##### Provided entries #####
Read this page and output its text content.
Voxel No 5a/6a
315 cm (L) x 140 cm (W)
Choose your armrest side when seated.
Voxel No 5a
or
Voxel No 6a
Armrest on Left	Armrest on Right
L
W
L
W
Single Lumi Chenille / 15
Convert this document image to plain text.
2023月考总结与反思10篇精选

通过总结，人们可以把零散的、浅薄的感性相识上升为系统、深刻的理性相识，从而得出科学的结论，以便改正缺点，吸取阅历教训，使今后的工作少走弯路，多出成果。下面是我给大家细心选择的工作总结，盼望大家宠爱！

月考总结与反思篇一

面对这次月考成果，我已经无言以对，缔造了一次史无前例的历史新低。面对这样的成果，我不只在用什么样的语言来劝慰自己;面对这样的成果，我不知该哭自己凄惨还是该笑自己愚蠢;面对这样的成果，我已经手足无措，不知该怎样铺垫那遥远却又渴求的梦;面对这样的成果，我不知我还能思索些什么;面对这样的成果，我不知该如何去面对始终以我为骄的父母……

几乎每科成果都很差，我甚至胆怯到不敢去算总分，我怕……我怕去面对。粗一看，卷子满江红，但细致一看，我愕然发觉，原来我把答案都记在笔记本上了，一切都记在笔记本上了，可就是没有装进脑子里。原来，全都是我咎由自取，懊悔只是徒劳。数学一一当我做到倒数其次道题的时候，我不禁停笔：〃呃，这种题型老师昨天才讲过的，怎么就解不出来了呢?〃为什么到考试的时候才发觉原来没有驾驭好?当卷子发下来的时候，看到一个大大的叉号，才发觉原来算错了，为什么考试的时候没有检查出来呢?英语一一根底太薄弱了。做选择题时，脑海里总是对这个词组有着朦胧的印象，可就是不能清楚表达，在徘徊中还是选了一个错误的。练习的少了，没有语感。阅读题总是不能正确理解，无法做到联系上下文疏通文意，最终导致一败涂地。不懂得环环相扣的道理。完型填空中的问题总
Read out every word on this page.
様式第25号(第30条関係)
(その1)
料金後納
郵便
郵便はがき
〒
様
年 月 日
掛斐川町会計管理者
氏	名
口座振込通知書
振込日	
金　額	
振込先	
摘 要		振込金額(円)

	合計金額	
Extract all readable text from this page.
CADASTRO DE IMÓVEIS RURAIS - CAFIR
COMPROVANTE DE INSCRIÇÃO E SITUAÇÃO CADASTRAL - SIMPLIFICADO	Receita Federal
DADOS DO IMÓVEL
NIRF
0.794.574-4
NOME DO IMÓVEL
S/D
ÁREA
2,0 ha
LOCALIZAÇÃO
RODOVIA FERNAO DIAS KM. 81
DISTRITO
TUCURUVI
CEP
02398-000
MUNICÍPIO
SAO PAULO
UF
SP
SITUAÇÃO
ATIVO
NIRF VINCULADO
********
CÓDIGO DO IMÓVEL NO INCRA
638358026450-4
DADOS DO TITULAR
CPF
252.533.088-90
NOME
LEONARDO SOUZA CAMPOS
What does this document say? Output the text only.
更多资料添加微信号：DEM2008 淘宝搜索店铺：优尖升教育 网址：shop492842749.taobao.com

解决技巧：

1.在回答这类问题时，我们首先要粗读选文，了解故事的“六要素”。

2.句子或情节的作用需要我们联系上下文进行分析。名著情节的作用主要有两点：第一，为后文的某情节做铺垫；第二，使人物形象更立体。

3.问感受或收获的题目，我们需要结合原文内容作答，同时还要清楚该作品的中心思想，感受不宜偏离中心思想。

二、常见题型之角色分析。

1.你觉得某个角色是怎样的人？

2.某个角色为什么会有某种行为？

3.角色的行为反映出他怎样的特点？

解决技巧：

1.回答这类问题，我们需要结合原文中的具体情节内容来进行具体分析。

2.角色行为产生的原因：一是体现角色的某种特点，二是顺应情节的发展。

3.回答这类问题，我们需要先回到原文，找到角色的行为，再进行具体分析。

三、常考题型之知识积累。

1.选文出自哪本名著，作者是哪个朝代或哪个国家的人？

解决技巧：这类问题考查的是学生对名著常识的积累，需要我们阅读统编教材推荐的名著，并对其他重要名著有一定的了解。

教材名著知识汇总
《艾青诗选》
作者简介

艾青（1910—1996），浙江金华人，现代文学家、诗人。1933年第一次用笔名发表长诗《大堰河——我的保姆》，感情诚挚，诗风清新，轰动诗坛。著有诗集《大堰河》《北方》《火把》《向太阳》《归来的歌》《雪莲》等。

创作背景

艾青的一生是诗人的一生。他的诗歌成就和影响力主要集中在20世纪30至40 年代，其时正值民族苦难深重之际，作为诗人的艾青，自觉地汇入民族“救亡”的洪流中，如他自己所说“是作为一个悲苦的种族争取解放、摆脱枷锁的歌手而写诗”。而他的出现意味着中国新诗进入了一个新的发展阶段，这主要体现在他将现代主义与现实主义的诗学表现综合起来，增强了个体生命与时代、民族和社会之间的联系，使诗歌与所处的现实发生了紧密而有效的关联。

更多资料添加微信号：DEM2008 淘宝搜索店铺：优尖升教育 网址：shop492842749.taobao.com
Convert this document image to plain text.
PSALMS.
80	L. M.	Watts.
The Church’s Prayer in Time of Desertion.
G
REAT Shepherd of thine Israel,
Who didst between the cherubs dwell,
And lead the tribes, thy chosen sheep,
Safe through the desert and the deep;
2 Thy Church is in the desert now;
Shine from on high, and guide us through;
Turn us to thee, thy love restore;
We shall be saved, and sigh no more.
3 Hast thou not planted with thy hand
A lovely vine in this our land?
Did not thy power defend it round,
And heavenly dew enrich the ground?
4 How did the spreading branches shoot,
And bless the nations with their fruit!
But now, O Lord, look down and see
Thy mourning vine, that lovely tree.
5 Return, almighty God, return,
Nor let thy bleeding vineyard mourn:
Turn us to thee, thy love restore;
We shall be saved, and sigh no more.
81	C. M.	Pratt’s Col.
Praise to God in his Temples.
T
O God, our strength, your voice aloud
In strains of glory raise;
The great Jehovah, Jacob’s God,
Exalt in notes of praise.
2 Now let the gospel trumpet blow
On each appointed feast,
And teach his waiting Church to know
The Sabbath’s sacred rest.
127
#####
Where a line contains the string "page", extract that line.

Read this page and output its text content.
Read out every word on this page.
Extract all readable text from this page.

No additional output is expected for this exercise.